**What you are asked to do:** Give the data a second time, exactly and in full.

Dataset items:
_ _ _ _ _
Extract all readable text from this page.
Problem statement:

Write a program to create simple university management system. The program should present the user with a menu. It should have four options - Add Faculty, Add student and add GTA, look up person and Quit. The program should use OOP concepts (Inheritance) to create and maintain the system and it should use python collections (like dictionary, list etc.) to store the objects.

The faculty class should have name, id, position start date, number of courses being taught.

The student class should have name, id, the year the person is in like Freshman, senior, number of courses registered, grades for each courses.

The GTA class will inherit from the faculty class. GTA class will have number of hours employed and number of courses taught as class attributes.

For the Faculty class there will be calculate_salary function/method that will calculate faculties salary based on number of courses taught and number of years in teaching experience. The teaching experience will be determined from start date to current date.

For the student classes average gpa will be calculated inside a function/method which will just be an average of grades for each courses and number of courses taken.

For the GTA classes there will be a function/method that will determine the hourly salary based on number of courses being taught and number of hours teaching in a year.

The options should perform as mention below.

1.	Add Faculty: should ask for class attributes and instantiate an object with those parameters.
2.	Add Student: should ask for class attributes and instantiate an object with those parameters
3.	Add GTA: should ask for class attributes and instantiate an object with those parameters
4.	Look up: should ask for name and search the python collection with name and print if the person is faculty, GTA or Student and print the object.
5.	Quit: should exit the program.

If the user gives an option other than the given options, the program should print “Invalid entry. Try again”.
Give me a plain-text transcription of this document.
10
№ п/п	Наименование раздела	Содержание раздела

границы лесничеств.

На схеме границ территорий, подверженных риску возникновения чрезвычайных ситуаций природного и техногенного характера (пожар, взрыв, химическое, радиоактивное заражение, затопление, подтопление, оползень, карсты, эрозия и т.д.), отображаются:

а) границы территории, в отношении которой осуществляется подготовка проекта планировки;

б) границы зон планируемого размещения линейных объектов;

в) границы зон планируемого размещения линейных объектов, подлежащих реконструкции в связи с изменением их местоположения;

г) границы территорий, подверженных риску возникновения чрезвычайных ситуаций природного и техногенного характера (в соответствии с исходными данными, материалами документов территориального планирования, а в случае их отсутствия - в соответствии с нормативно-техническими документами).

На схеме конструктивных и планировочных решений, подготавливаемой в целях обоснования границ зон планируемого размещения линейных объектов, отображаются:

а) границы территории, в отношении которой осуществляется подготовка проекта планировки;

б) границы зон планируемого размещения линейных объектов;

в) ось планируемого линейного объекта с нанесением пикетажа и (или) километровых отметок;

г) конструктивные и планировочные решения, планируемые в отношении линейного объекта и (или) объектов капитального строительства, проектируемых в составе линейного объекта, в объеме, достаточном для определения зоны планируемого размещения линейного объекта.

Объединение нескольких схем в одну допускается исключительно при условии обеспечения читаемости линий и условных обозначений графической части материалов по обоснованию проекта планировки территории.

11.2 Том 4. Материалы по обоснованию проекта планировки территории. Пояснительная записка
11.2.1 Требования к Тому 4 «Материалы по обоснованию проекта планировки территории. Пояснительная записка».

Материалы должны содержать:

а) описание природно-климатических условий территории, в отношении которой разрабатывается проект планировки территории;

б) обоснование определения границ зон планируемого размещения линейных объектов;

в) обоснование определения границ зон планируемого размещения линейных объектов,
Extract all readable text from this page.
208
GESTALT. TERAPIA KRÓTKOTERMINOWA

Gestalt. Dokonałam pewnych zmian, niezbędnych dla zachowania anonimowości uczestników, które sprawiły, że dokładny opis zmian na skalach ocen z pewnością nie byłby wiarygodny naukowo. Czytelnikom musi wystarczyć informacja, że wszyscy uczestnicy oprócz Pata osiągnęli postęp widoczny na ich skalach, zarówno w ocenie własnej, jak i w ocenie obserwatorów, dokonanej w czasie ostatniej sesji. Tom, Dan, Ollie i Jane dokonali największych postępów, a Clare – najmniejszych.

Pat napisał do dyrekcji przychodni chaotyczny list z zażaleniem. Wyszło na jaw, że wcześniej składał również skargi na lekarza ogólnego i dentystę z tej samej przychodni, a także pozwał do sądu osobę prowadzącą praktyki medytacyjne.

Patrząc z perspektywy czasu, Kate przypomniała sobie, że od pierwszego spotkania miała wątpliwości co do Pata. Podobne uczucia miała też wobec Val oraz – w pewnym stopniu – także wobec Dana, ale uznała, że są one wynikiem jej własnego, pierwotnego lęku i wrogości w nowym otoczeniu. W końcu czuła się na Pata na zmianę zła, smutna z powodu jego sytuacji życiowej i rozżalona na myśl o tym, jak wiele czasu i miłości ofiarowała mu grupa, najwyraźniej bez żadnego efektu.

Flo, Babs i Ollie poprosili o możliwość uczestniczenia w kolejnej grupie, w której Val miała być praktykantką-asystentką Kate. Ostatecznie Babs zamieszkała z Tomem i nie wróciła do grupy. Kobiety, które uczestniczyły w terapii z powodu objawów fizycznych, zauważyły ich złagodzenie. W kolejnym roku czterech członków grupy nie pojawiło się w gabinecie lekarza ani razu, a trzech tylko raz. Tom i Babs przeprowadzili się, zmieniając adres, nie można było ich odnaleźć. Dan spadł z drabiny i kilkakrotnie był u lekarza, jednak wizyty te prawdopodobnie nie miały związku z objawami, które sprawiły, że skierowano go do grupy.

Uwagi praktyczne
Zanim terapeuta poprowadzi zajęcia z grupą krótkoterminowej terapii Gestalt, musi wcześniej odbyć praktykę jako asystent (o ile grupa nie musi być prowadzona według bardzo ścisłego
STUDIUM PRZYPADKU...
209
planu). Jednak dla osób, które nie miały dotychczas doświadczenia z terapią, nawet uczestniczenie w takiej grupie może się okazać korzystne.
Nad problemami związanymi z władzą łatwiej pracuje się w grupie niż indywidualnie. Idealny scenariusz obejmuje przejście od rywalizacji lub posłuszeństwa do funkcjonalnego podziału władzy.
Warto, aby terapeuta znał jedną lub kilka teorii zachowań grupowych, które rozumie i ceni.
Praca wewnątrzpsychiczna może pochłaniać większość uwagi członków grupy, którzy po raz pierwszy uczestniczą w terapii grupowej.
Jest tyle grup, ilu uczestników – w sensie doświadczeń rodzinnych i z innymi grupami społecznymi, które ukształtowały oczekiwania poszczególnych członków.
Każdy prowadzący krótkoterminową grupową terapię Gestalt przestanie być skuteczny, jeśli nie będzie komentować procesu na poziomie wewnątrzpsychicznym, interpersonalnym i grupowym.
_ _ _ _ _
**In response:**
Extract all readable text from this page.
Problem statement:

Write a program to create simple university management system. The program should present the user with a menu. It should have four options - Add Faculty, Add student and add GTA, look up person and Quit. The program should use OOP concepts (Inheritance) to create and maintain the system and it should use python collections (like dictionary, list etc.) to store the objects.

The faculty class should have name, id, position start date, number of courses being taught.

The student class should have name, id, the year the person is in like Freshman, senior, number of courses registered, grades for each courses.

The GTA class will inherit from the faculty class. GTA class will have number of hours employed and number of courses taught as class attributes.

For the Faculty class there will be calculate_salary function/method that will calculate faculties salary based on number of courses taught and number of years in teaching experience. The teaching experience will be determined from start date to current date.

For the student classes average gpa will be calculated inside a function/method which will just be an average of grades for each courses and number of courses taken.

For the GTA classes there will be a function/method that will determine the hourly salary based on number of courses being taught and number of hours teaching in a year.

The options should perform as mention below.

1.	Add Faculty: should ask for class attributes and instantiate an object with those parameters.
2.	Add Student: should ask for class attributes and instantiate an object with those parameters
3.	Add GTA: should ask for class attributes and instantiate an object with those parameters
4.	Look up: should ask for name and search the python collection with name and print if the person is faculty, GTA or Student and print the object.
5.	Quit: should exit the program.

If the user gives an option other than the given options, the program should print “Invalid entry. Try again”.
Give me a plain-text transcription of this document.
10
№ п/п	Наименование раздела	Содержание раздела

границы лесничеств.

На схеме границ территорий, подверженных риску возникновения чрезвычайных ситуаций природного и техногенного характера (пожар, взрыв, химическое, радиоактивное заражение, затопление, подтопление, оползень, карсты, эрозия и т.д.), отображаются:

а) границы территории, в отношении которой осуществляется подготовка проекта планировки;

б) границы зон планируемого размещения линейных объектов;

в) границы зон планируемого размещения линейных объектов, подлежащих реконструкции в связи с изменением их местоположения;

г) границы территорий, подверженных риску возникновения чрезвычайных ситуаций природного и техногенного характера (в соответствии с исходными данными, материалами документов территориального планирования, а в случае их отсутствия - в соответствии с нормативно-техническими документами).

На схеме конструктивных и планировочных решений, подготавливаемой в целях обоснования границ зон планируемого размещения линейных объектов, отображаются:

а) границы территории, в отношении которой осуществляется подготовка проекта планировки;

б) границы зон планируемого размещения линейных объектов;

в) ось планируемого линейного объекта с нанесением пикетажа и (или) километровых отметок;

г) конструктивные и планировочные решения, планируемые в отношении линейного объекта и (или) объектов капитального строительства, проектируемых в составе линейного объекта, в объеме, достаточном для определения зоны планируемого размещения линейного объекта.

Объединение нескольких схем в одну допускается исключительно при условии обеспечения читаемости линий и условных обозначений графической части материалов по обоснованию проекта планировки территории.

11.2 Том 4. Материалы по обоснованию проекта планировки территории. Пояснительная записка
11.2.1 Требования к Тому 4 «Материалы по обоснованию проекта планировки территории. Пояснительная записка».

Материалы должны содержать:

а) описание природно-климатических условий территории, в отношении которой разрабатывается проект планировки территории;

б) обоснование определения границ зон планируемого размещения линейных объектов;

в) обоснование определения границ зон планируемого размещения линейных объектов,
Extract all readable text from this page.
208
GESTALT. TERAPIA KRÓTKOTERMINOWA

Gestalt. Dokonałam pewnych zmian, niezbędnych dla zachowania anonimowości uczestników, które sprawiły, że dokładny opis zmian na skalach ocen z pewnością nie byłby wiarygodny naukowo. Czytelnikom musi wystarczyć informacja, że wszyscy uczestnicy oprócz Pata osiągnęli postęp widoczny na ich skalach, zarówno w ocenie własnej, jak i w ocenie obserwatorów, dokonanej w czasie ostatniej sesji. Tom, Dan, Ollie i Jane dokonali największych postępów, a Clare – najmniejszych.

Pat napisał do dyrekcji przychodni chaotyczny list z zażaleniem. Wyszło na jaw, że wcześniej składał również skargi na lekarza ogólnego i dentystę z tej samej przychodni, a także pozwał do sądu osobę prowadzącą praktyki medytacyjne.

Patrząc z perspektywy czasu, Kate przypomniała sobie, że od pierwszego spotkania miała wątpliwości co do Pata. Podobne uczucia miała też wobec Val oraz – w pewnym stopniu – także wobec Dana, ale uznała, że są one wynikiem jej własnego, pierwotnego lęku i wrogości w nowym otoczeniu. W końcu czuła się na Pata na zmianę zła, smutna z powodu jego sytuacji życiowej i rozżalona na myśl o tym, jak wiele czasu i miłości ofiarowała mu grupa, najwyraźniej bez żadnego efektu.

Flo, Babs i Ollie poprosili o możliwość uczestniczenia w kolejnej grupie, w której Val miała być praktykantką-asystentką Kate. Ostatecznie Babs zamieszkała z Tomem i nie wróciła do grupy. Kobiety, które uczestniczyły w terapii z powodu objawów fizycznych, zauważyły ich złagodzenie. W kolejnym roku czterech członków grupy nie pojawiło się w gabinecie lekarza ani razu, a trzech tylko raz. Tom i Babs przeprowadzili się, zmieniając adres, nie można było ich odnaleźć. Dan spadł z drabiny i kilkakrotnie był u lekarza, jednak wizyty te prawdopodobnie nie miały związku z objawami, które sprawiły, że skierowano go do grupy.

Uwagi praktyczne
Zanim terapeuta poprowadzi zajęcia z grupą krótkoterminowej terapii Gestalt, musi wcześniej odbyć praktykę jako asystent (o ile grupa nie musi być prowadzona według bardzo ścisłego
STUDIUM PRZYPADKU...
209
planu). Jednak dla osób, które nie miały dotychczas doświadczenia z terapią, nawet uczestniczenie w takiej grupie może się okazać korzystne.
Nad problemami związanymi z władzą łatwiej pracuje się w grupie niż indywidualnie. Idealny scenariusz obejmuje przejście od rywalizacji lub posłuszeństwa do funkcjonalnego podziału władzy.
Warto, aby terapeuta znał jedną lub kilka teorii zachowań grupowych, które rozumie i ceni.
Praca wewnątrzpsychiczna może pochłaniać większość uwagi członków grupy, którzy po raz pierwszy uczestniczą w terapii grupowej.
Jest tyle grup, ilu uczestników – w sensie doświadczeń rodzinnych i z innymi grupami społecznymi, które ukształtowały oczekiwania poszczególnych członków.
Każdy prowadzący krótkoterminową grupową terapię Gestalt przestanie być skuteczny, jeśli nie będzie komentować procesu na poziomie wewnątrzpsychicznym, interpersonalnym i grupowym.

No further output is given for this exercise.